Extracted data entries
======

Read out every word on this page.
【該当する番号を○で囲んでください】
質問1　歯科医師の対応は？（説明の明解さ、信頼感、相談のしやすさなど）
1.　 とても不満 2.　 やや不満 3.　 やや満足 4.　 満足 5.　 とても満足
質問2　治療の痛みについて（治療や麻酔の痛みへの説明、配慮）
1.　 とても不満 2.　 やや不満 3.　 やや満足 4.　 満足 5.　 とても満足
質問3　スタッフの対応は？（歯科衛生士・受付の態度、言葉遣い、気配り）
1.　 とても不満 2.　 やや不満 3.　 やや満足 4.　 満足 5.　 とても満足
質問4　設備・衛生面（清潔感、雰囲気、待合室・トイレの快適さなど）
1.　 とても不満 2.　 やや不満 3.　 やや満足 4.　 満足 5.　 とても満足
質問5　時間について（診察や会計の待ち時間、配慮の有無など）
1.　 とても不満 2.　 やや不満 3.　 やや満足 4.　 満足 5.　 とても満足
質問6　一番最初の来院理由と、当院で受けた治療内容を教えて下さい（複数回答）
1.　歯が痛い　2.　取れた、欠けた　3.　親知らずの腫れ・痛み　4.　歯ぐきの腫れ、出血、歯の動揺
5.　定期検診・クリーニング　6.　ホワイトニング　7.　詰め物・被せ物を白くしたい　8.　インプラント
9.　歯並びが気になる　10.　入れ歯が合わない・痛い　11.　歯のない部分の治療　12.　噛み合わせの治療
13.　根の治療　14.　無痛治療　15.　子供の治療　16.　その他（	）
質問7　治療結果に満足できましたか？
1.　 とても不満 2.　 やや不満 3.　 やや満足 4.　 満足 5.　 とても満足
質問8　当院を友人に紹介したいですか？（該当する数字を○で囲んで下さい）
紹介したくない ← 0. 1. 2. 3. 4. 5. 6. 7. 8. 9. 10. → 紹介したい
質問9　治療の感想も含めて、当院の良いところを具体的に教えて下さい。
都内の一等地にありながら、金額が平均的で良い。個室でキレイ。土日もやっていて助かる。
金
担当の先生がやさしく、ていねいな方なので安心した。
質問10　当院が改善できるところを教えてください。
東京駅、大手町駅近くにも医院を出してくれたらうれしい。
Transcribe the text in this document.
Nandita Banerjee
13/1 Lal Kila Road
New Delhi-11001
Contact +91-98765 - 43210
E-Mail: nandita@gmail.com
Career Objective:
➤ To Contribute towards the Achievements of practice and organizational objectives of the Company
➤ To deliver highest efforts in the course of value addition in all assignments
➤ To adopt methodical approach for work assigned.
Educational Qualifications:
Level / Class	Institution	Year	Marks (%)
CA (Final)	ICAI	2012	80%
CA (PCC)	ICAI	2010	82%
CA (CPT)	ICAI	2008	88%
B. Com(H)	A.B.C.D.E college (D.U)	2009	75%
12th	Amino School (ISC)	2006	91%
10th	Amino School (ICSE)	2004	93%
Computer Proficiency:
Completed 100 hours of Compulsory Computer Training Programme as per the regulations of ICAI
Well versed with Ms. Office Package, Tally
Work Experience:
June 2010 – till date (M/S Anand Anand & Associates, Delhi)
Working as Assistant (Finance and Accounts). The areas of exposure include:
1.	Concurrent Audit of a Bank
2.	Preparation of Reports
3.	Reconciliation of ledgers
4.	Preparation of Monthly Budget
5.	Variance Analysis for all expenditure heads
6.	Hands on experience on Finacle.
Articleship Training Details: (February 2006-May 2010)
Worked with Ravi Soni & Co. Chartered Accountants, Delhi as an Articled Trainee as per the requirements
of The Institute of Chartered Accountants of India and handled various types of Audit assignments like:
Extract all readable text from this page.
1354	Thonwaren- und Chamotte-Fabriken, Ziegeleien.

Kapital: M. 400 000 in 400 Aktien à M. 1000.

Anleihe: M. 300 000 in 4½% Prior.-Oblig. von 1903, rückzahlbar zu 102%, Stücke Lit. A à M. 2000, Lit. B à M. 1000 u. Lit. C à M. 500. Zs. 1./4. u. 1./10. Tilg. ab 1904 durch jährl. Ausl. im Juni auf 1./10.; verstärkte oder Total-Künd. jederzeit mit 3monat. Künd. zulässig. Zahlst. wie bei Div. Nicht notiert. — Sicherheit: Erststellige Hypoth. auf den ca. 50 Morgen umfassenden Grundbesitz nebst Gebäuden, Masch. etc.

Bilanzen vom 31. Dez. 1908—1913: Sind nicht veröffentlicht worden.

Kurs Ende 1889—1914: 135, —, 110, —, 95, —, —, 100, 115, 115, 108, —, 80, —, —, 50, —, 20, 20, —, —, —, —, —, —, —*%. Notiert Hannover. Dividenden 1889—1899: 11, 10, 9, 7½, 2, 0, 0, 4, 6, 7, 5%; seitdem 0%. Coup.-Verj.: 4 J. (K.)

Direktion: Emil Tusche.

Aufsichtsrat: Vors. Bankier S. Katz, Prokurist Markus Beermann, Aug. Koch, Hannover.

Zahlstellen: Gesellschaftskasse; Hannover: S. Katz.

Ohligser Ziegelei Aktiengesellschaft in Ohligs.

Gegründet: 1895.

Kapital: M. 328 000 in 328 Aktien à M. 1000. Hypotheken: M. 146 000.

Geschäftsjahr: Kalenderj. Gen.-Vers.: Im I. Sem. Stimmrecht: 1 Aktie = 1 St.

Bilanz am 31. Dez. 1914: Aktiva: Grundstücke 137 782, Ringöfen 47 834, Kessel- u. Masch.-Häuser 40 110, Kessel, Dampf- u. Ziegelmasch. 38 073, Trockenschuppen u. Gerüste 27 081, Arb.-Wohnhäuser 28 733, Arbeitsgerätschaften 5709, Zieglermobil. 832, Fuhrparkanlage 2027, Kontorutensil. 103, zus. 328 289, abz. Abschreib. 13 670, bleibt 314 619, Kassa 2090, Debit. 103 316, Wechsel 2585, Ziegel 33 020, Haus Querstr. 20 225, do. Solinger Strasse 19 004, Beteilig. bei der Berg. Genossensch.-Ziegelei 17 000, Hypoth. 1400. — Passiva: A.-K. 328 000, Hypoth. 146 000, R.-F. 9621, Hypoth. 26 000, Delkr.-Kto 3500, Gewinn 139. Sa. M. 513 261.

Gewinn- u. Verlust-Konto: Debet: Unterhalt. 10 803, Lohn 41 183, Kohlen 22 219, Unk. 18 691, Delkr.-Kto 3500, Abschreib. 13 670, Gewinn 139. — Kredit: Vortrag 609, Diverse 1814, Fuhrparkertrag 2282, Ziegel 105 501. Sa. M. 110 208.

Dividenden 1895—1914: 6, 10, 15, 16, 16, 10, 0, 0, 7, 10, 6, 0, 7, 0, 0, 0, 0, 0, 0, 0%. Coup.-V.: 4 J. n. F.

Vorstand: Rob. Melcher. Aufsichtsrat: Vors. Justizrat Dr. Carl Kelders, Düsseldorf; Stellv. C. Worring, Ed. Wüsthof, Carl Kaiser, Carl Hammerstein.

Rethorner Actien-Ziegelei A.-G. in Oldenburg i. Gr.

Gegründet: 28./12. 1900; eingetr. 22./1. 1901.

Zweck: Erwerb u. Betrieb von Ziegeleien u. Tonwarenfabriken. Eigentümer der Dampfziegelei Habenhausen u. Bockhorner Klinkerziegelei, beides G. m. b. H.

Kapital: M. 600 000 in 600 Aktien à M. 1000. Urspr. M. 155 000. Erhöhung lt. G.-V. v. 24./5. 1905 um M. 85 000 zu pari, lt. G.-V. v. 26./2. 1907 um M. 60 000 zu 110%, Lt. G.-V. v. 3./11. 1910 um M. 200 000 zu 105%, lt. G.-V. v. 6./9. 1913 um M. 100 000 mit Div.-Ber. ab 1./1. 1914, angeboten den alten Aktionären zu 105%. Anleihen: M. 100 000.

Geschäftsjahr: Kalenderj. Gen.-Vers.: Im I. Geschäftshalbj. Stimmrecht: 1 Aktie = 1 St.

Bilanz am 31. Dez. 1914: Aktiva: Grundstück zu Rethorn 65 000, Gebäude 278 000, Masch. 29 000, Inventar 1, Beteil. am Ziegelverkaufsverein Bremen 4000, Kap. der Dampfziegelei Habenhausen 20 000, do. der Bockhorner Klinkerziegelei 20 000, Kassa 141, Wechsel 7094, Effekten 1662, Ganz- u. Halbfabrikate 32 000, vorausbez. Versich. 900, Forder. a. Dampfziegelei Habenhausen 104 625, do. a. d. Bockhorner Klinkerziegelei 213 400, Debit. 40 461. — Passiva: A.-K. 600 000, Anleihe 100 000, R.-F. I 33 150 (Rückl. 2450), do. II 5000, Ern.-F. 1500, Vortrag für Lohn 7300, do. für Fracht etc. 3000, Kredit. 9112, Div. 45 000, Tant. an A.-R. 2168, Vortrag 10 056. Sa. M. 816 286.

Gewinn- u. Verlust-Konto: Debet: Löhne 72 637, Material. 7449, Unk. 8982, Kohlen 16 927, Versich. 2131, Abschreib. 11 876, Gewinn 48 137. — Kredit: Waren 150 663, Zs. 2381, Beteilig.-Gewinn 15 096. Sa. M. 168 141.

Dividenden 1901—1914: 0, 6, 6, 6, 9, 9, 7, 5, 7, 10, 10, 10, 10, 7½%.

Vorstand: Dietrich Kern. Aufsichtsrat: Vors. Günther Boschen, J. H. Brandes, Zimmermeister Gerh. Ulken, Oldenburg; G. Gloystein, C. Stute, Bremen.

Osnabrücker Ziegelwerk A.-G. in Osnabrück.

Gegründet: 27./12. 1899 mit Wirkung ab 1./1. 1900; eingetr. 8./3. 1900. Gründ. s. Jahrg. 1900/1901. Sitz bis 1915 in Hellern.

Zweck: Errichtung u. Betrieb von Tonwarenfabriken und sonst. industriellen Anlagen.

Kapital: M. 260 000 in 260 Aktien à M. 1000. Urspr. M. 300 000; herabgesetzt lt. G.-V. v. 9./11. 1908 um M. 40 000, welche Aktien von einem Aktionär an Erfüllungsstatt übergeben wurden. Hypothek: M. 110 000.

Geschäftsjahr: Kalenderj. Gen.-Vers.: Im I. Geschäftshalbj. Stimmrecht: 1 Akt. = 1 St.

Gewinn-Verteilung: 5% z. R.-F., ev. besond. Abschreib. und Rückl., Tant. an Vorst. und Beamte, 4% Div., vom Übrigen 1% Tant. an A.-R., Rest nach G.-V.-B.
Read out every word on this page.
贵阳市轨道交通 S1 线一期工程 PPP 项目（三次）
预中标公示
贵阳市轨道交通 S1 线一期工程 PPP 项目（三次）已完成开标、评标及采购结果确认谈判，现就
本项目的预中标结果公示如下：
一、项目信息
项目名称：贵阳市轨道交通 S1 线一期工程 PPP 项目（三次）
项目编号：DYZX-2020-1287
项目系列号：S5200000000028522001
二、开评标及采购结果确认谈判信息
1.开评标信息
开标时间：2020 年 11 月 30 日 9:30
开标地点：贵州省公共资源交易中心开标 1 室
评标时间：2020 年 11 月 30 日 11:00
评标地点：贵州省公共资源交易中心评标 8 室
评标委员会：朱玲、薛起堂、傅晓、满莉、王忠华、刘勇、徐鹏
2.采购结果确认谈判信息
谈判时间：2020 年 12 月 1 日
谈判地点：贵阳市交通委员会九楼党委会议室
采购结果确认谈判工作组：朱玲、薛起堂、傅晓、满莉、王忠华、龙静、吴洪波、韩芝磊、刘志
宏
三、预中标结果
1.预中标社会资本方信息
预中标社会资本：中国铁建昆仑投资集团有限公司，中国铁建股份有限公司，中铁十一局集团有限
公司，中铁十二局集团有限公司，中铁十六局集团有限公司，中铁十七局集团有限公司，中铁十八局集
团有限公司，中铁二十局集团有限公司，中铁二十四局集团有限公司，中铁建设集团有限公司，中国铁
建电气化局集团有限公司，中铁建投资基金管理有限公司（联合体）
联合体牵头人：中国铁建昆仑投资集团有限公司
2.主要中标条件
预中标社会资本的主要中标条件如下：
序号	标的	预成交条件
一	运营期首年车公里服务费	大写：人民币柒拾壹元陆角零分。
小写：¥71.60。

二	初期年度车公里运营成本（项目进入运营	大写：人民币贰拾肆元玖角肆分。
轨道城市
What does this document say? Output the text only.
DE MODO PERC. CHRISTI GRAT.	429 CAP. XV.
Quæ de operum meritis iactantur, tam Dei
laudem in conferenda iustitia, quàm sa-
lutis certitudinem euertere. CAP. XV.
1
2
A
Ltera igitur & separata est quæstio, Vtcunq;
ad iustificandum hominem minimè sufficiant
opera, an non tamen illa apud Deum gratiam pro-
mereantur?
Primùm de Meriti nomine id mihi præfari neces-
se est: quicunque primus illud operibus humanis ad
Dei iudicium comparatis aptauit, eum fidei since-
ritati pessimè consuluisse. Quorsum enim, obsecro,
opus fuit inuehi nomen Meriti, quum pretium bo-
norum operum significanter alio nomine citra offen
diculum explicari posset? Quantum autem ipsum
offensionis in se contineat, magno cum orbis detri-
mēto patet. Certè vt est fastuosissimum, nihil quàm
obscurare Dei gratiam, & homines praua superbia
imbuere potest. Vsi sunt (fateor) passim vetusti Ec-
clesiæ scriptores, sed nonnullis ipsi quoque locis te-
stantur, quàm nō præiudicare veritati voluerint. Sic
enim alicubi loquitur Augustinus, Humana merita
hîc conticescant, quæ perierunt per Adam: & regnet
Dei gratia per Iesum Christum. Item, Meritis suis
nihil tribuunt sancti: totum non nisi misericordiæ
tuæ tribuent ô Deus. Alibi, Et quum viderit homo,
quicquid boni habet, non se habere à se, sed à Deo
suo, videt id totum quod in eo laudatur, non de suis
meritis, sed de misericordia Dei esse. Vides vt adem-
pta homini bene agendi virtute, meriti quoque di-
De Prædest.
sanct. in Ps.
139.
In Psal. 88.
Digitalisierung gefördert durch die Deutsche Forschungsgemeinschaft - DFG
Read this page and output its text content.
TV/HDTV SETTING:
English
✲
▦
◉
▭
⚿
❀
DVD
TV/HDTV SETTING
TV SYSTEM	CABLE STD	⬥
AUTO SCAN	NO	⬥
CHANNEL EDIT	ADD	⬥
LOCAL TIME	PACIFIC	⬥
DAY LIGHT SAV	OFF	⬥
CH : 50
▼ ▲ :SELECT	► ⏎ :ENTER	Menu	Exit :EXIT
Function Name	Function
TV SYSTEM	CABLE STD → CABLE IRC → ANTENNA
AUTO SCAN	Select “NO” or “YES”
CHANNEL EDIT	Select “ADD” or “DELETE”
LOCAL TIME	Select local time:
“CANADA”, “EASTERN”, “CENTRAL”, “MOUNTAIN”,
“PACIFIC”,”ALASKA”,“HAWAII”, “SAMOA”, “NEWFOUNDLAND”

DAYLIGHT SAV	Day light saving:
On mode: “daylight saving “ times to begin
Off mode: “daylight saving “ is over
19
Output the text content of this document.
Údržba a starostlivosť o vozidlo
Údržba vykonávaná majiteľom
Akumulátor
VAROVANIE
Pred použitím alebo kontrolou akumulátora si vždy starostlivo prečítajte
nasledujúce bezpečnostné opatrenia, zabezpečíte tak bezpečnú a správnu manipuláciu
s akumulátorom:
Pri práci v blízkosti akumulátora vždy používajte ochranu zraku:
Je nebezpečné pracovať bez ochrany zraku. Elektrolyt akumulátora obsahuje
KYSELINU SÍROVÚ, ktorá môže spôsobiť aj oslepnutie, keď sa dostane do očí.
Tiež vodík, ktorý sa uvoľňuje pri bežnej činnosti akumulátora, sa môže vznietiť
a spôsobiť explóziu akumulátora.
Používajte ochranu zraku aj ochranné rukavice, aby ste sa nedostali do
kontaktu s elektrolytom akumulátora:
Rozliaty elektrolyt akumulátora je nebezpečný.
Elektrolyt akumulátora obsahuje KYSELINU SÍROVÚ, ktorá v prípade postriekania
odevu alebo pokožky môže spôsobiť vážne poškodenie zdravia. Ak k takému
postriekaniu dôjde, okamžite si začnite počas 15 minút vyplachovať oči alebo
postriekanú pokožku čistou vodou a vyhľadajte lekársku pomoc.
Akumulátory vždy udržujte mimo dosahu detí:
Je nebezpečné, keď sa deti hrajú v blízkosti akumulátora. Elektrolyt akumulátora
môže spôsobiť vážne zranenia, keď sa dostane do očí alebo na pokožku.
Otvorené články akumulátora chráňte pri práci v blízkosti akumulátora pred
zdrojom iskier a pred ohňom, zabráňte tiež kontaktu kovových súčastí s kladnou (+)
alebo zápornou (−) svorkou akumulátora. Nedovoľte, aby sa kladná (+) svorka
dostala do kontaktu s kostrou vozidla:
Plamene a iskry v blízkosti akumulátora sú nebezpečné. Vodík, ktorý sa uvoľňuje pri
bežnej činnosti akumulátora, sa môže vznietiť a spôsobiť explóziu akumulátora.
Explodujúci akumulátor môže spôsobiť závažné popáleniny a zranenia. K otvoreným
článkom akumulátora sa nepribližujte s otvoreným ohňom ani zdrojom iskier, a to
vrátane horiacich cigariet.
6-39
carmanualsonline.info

======

CHALLENGE:
Reproduce each line of the entries in which the word "explóziu" is found.

ANSWER TO THIS PROBLEM:
a spôsobiť explóziu akumulátora.
bežnej činnosti akumulátora, sa môže vznietiť a spôsobiť explóziu akumulátora.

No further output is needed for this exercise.